start Rows
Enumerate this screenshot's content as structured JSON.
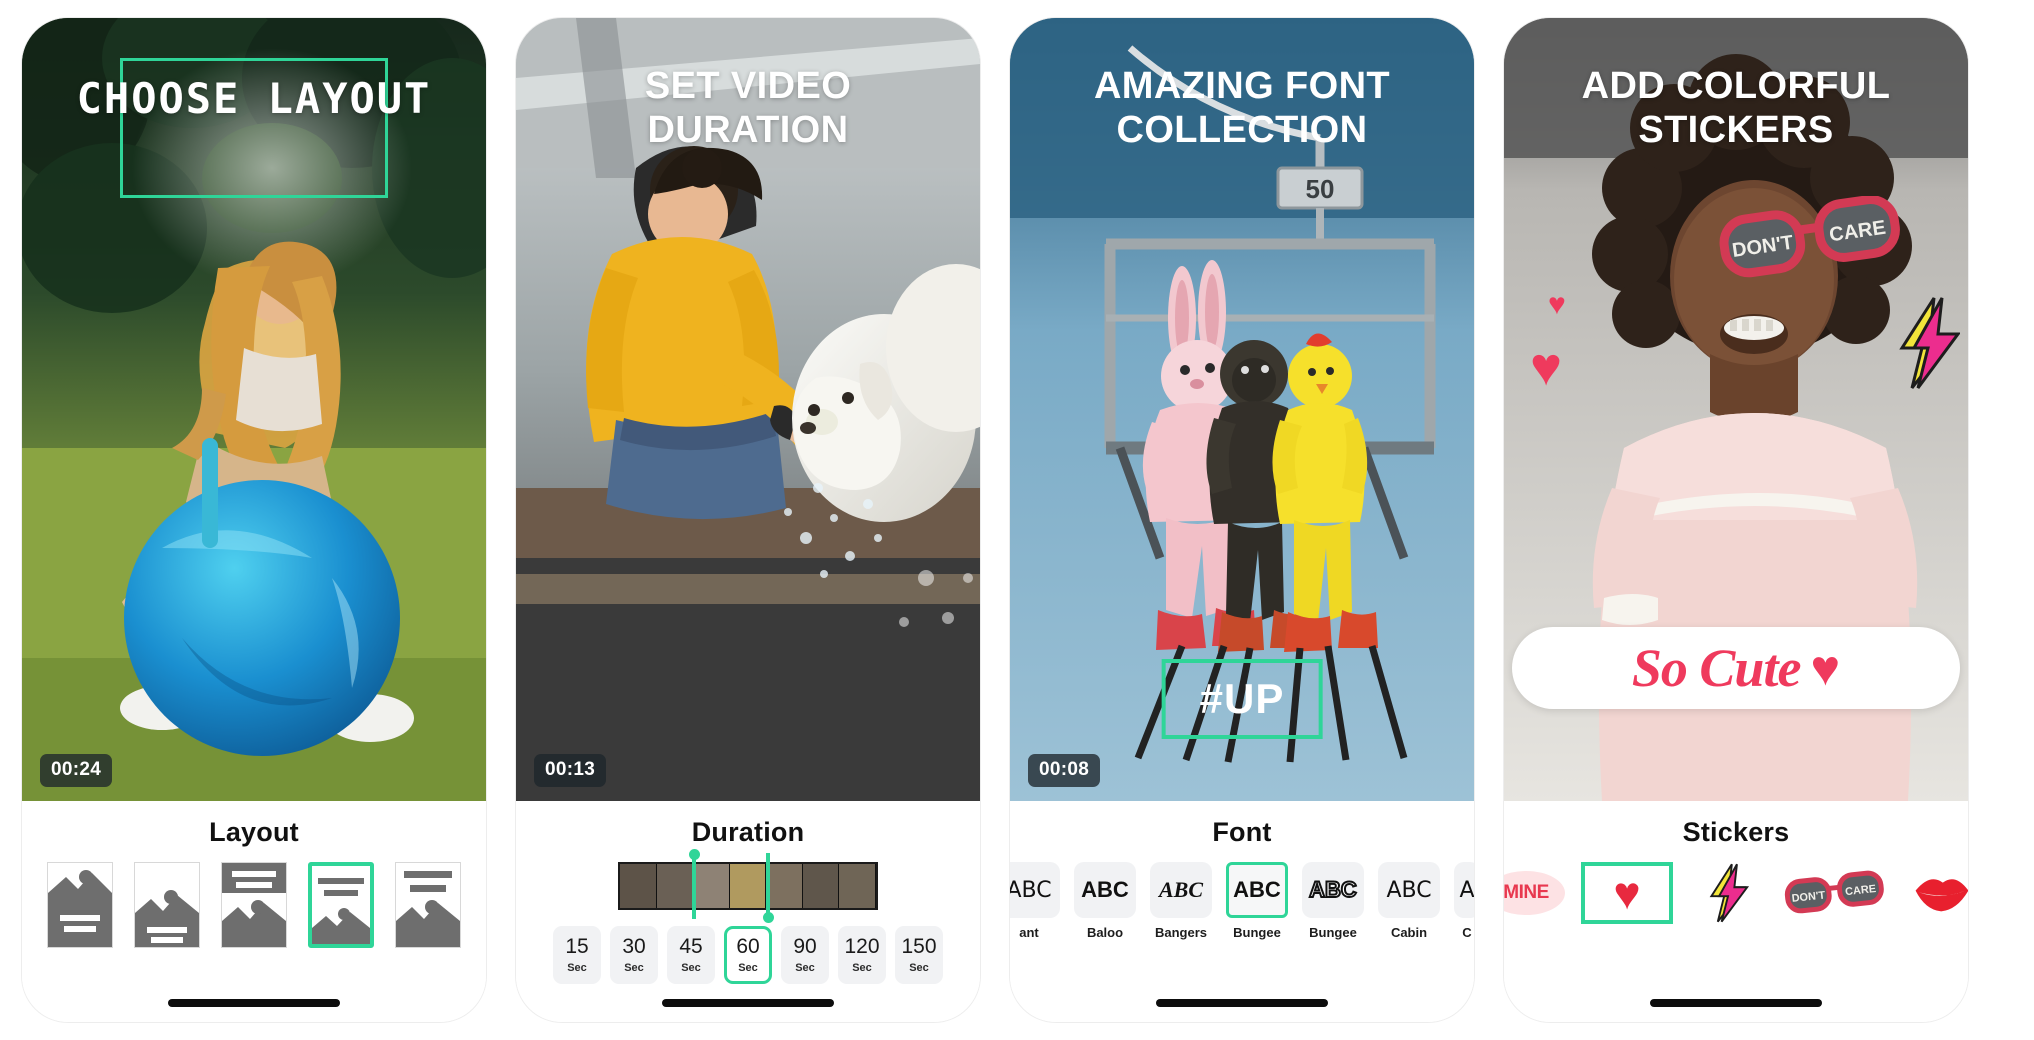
{
  "app_showcase": {
    "panels": [
      {
        "id": "layout",
        "headline": "CHOOSE LAYOUT",
        "timestamp": "00:24",
        "section_title": "Layout",
        "selected_index": 3,
        "options": [
          {
            "name": "layout-image-top-text-bottom"
          },
          {
            "name": "layout-image-center-text-bottom"
          },
          {
            "name": "layout-text-top-image-bottom"
          },
          {
            "name": "layout-text-top-small-image"
          },
          {
            "name": "layout-text-band-image"
          }
        ]
      },
      {
        "id": "duration",
        "headline": "SET VIDEO DURATION",
        "timestamp": "00:13",
        "section_title": "Duration",
        "selected_index": 3,
        "options": [
          {
            "value": "15",
            "unit": "Sec"
          },
          {
            "value": "30",
            "unit": "Sec"
          },
          {
            "value": "45",
            "unit": "Sec"
          },
          {
            "value": "60",
            "unit": "Sec"
          },
          {
            "value": "90",
            "unit": "Sec"
          },
          {
            "value": "120",
            "unit": "Sec"
          },
          {
            "value": "150",
            "unit": "Sec"
          }
        ]
      },
      {
        "id": "font",
        "headline": "AMAZING FONT COLLECTION",
        "timestamp": "00:08",
        "section_title": "Font",
        "overlay_text": "#UP",
        "chairlift_number": "50",
        "selected_index": 3,
        "options": [
          {
            "sample": "ABC",
            "name": "ant",
            "style": "plain"
          },
          {
            "sample": "ABC",
            "name": "Baloo",
            "style": "bold"
          },
          {
            "sample": "ABC",
            "name": "Bangers",
            "style": "italic"
          },
          {
            "sample": "ABC",
            "name": "Bungee",
            "style": "bold"
          },
          {
            "sample": "ABC",
            "name": "Bungee",
            "style": "outline"
          },
          {
            "sample": "ABC",
            "name": "Cabin",
            "style": "plain"
          },
          {
            "sample": "A",
            "name": "C",
            "style": "plain"
          }
        ]
      },
      {
        "id": "stickers",
        "headline": "ADD COLORFUL STICKERS",
        "section_title": "Stickers",
        "overlay_sticker_text": "So Cute",
        "glasses_text_left": "DON'T",
        "glasses_text_right": "CARE",
        "selected_index": 1,
        "options": [
          {
            "name": "mine-sticker",
            "label": "MINE"
          },
          {
            "name": "heart-sticker",
            "label": "♥"
          },
          {
            "name": "lightning-sticker",
            "label": "⚡"
          },
          {
            "name": "dont-care-glasses-sticker",
            "label": "DON'T CARE"
          },
          {
            "name": "lips-sticker",
            "label": "👄"
          }
        ]
      }
    ]
  },
  "colors": {
    "accent_green": "#2fd598",
    "sticker_pink": "#ef3a5d",
    "font_tile_bg": "#f1f2f4",
    "panel_bg": "#ffffff"
  }
}
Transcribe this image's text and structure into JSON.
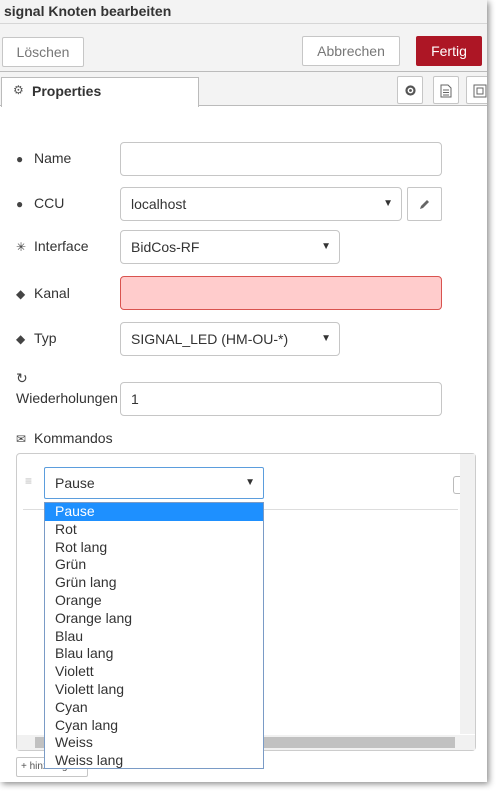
{
  "window": {
    "title": "signal Knoten bearbeiten"
  },
  "buttons": {
    "delete": "Löschen",
    "cancel": "Abbrechen",
    "done": "Fertig"
  },
  "tabs": [
    {
      "label": "Properties",
      "icon": "gear-icon"
    }
  ],
  "tab_buttons": [
    "gear-icon",
    "document-icon",
    "frame-icon"
  ],
  "form": {
    "name": {
      "label": "Name",
      "icon": "globe-icon",
      "value": ""
    },
    "ccu": {
      "label": "CCU",
      "icon": "globe-icon",
      "value": "localhost",
      "edit_icon": "pencil-icon"
    },
    "interface": {
      "label": "Interface",
      "icon": "asterisk-icon",
      "value": "BidCos-RF"
    },
    "kanal": {
      "label": "Kanal",
      "icon": "tags-icon",
      "value": ""
    },
    "typ": {
      "label": "Typ",
      "icon": "tags-icon",
      "value": "SIGNAL_LED (HM-OU-*)"
    },
    "wiederholungen": {
      "label": "Wiederholungen",
      "icon": "refresh-icon",
      "value": "1"
    },
    "kommandos": {
      "label": "Kommandos",
      "icon": "envelope-icon"
    }
  },
  "command_select": {
    "value": "Pause"
  },
  "dropdown": {
    "options": [
      "Pause",
      "Rot",
      "Rot lang",
      "Grün",
      "Grün lang",
      "Orange",
      "Orange lang",
      "Blau",
      "Blau lang",
      "Violett",
      "Violett lang",
      "Cyan",
      "Cyan lang",
      "Weiss",
      "Weiss lang"
    ],
    "selected": "Pause"
  },
  "add_button": {
    "label": "hinzufügen"
  }
}
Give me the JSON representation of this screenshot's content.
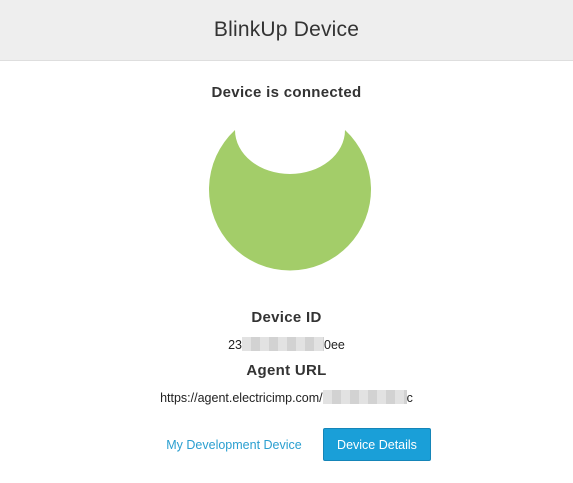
{
  "header": {
    "title": "BlinkUp Device"
  },
  "status": {
    "text": "Device is connected"
  },
  "device_graphic": {
    "icon": "device-status-icon",
    "color": "#a3cd69"
  },
  "device_id": {
    "label": "Device ID",
    "value_prefix": "23",
    "value_suffix": "0ee"
  },
  "agent_url": {
    "label": "Agent URL",
    "value_prefix": "https://agent.electricimp.com/",
    "value_suffix": "c"
  },
  "actions": {
    "dev_device_link": "My Development Device",
    "details_button": "Device Details"
  },
  "colors": {
    "accent": "#1a9fd8",
    "link": "#2a9fd0",
    "header_bg": "#eeeeee"
  }
}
end Rows
== Exercise ==
Please copy the lines above, starting at the one that holds "Give me the" and stopping after the last line, exactly as they appear and minus the pictures.

== Answer for this exercise ==
Give me the JSON representation of this screenshot's content.
{
  "header": {
    "title": "BlinkUp Device"
  },
  "status": {
    "text": "Device is connected"
  },
  "device_graphic": {
    "icon": "device-status-icon",
    "color": "#a3cd69"
  },
  "device_id": {
    "label": "Device ID",
    "value_prefix": "23",
    "value_suffix": "0ee"
  },
  "agent_url": {
    "label": "Agent URL",
    "value_prefix": "https://agent.electricimp.com/",
    "value_suffix": "c"
  },
  "actions": {
    "dev_device_link": "My Development Device",
    "details_button": "Device Details"
  },
  "colors": {
    "accent": "#1a9fd8",
    "link": "#2a9fd0",
    "header_bg": "#eeeeee"
  }
}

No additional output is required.